=== Extrait ===
============

En voiture, la comm - intro beeld - pub2-2014
«Il y a deux choses qui sont toujours vraies à propos de l'automobile: une voiture, c'est le deuxième achat le plus important dans la vie du consommateur, après son habitation. Puis, c'est sans doute le seul produit au monde pour lequel la charge émotionnelle est aussi importante que la charge rationnelle,» rappelle Louis Gendebien, président de Serviceplan. «Le tout est donc de suivre les évolutions, tout en respectant l'équilibre entre le bénéfice utilitaire et l'aspect émotionnel.»

Aujourd'hui, plus aucune voiture n'est considérée comme mauvaise. Tout ce qui touche au moteur est devenu un acquis pour le consommateur. Alors les marques essayent de se distinguer à partir d'autre chose, à savoir les options et innovations technologiques comme le véhicule connecté. «Mais j'ai l'impression que cela aussi se banalise parce qu'on est arrivé à un bon stade de développement,» poursuit notre interlocuteur. «Le GPS ou une réduction d'émission de CO2, par exemple, sont quasiment devenus des standards. Même les véhicules les plus basiques intègrent des systèmes qui étaient encore optionnels il n'y a pas si longtemps.»

============

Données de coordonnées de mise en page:
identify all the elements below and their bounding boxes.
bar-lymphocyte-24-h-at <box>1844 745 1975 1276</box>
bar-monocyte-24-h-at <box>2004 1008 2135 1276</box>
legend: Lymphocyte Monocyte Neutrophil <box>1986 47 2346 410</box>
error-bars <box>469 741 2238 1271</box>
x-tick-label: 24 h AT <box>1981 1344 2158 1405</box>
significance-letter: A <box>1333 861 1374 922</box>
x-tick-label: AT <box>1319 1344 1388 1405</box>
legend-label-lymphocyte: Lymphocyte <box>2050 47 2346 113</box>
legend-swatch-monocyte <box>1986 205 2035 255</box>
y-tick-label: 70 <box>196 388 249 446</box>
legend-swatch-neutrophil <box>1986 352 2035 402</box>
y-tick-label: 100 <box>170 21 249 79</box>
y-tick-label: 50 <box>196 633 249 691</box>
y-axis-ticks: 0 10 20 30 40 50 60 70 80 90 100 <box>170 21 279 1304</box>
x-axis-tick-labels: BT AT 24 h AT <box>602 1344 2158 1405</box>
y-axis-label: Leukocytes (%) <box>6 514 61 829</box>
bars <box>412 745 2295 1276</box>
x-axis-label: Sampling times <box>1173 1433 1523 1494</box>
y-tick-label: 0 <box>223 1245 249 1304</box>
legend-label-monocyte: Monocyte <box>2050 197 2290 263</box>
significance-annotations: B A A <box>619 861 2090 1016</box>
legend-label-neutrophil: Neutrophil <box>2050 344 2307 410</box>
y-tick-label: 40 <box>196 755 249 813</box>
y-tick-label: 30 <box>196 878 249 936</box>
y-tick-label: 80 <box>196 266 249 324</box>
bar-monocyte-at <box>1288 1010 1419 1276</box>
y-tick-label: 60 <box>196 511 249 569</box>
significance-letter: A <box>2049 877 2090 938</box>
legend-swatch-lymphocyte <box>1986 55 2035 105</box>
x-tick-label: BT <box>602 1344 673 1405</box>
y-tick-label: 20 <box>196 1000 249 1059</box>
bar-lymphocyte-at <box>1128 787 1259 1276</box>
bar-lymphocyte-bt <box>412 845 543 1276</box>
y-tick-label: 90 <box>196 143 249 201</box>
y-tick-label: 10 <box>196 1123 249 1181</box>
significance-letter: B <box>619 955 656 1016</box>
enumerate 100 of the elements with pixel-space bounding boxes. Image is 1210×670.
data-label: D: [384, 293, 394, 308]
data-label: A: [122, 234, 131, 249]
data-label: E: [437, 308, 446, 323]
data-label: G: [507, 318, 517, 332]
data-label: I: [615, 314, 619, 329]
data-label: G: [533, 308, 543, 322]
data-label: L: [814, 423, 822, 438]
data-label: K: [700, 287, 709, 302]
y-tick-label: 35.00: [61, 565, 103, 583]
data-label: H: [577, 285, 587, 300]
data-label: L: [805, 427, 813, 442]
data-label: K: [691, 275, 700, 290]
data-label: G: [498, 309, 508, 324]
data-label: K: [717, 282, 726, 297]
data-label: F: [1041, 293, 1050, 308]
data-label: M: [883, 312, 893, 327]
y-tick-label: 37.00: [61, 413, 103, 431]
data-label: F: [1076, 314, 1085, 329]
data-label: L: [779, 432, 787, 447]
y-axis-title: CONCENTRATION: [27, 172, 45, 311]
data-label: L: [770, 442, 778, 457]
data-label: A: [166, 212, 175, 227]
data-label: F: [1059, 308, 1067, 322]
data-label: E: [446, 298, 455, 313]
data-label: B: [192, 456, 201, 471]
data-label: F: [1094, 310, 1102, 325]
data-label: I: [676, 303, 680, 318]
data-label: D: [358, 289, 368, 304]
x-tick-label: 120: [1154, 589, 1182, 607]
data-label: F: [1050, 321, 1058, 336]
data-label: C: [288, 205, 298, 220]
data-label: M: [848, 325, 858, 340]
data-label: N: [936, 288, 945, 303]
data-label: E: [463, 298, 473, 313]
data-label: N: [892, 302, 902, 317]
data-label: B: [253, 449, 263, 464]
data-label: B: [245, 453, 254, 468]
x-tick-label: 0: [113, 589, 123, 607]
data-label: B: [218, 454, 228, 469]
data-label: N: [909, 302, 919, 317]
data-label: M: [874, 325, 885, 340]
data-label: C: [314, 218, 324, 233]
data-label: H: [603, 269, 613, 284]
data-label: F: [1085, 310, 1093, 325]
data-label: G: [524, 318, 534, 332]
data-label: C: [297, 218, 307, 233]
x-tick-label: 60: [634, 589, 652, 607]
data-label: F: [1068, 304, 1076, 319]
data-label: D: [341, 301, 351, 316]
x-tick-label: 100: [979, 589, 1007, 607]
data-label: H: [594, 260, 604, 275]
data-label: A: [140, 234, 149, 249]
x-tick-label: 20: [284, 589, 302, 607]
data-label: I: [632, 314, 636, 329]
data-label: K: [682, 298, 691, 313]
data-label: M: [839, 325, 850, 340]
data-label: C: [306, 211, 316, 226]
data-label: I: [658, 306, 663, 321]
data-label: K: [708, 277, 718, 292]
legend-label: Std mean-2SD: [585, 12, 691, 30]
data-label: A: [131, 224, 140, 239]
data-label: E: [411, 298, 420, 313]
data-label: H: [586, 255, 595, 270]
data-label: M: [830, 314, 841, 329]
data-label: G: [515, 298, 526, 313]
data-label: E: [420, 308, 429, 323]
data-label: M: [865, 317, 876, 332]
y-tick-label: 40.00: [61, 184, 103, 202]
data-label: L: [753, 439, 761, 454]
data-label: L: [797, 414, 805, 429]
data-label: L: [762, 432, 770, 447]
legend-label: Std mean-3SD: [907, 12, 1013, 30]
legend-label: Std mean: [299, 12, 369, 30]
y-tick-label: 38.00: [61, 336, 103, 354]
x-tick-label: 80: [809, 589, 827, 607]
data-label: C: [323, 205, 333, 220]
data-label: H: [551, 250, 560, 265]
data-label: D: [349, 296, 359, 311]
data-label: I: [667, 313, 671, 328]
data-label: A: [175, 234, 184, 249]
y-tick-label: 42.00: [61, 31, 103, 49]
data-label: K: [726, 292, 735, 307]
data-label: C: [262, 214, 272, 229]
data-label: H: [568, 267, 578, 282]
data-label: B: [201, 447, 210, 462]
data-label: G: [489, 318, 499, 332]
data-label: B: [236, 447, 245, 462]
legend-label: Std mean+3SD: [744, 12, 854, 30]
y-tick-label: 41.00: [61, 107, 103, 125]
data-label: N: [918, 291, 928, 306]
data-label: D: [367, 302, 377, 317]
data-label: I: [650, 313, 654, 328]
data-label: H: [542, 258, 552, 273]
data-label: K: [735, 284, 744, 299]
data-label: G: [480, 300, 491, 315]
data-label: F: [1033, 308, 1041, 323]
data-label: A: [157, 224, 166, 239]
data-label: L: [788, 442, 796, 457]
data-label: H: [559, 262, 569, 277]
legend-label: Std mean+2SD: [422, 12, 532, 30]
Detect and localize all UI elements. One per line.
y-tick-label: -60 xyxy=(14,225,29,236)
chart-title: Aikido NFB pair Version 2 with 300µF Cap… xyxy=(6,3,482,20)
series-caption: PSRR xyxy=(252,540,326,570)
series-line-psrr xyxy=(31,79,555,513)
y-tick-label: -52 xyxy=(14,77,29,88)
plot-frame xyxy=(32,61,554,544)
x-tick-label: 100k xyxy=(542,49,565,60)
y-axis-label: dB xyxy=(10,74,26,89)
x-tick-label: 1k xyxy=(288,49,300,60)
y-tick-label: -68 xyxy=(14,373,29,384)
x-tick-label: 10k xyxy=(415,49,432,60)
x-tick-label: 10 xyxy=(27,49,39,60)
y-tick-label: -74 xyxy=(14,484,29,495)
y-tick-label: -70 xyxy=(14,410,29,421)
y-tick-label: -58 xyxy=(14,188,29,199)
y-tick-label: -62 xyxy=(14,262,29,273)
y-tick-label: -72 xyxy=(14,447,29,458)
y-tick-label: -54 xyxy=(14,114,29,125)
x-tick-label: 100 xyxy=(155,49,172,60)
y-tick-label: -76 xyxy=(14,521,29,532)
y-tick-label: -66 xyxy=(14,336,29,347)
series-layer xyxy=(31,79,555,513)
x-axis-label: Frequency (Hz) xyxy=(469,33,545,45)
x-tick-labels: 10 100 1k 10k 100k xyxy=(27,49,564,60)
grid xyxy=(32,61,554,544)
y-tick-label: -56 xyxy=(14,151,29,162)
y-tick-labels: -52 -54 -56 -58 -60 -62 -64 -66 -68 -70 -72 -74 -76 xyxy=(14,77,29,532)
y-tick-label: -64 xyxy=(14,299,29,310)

============

=== Consigne 1 ===
Reformulez sous forme de liste le paragraphe de l'extrait qui commence par « Aujourd'hui, plus aucune voiture », en conservant ses faits principaux.
=== Consigne 2 ===
Poursuivez l'extrait sur la communication automobile à partir de sa dernière phrase.

=== Réponse 1 ===
- Aucune voiture n'est plus considérée comme mauvaise, et tout ce qui touche au moteur est devenu un acquis pour le consommateur.
- Les marques cherchent à se distinguer par les options et les innovations technologiques, comme le véhicule connecté.
- Selon l'interlocuteur, ces innovations se banalisent aussi, car le développement a atteint un bon stade.
- Le GPS ou la réduction des émissions de CO2 sont quasiment devenus des standards.
- Même les véhicules les plus basiques intègrent des systèmes encore optionnels il y a peu.

=== Réponse 2 ===
Certaines marques misent pourtant beaucoup sur leurs idées originales – de l'assistance de parking à la lecture orale de sms – les plaçant ainsi au cœur de leurs messages publicitaires. «Je ne pense pas que ceci devrait être le premier argument de vente parce que le consommateur ne choisit pas une voiture sur base de ses accessoires. Cela reste très superficiel. Il y a déjà eu de nombreuses propositions très malines, mais elles n'ont jamais suffit à faire la différence. D'autant plus que dès qu'une marque lance une nouveauté, les autres suivent très rapidement.»

UNE OPTION N'EST PAS UN ARGUMENT DE VENTE. Louis Gendebien

Inge Vervliet, brand communication manager de BMW Belux, ne dit pas autre chose. «Communiquer à propos de nos diverses technologies, comme 'BMW ConnectedDrive', ce n'est pas évident parce que c'est une panoplie de technologies différentes. C'est l'ensemble qui facilite la vie du consommateur. Il est cependant nécessaire que les consommateurs découvrent que certaines nouveautés existent. L'idée est alors de les inciter à aller chercher des informations sur notre site ou auprès des concessionnaires. Là, nos 'product genius' peuvent leur expliquer en long et en large les avantages qu'offrent ces nouvelles technologies.»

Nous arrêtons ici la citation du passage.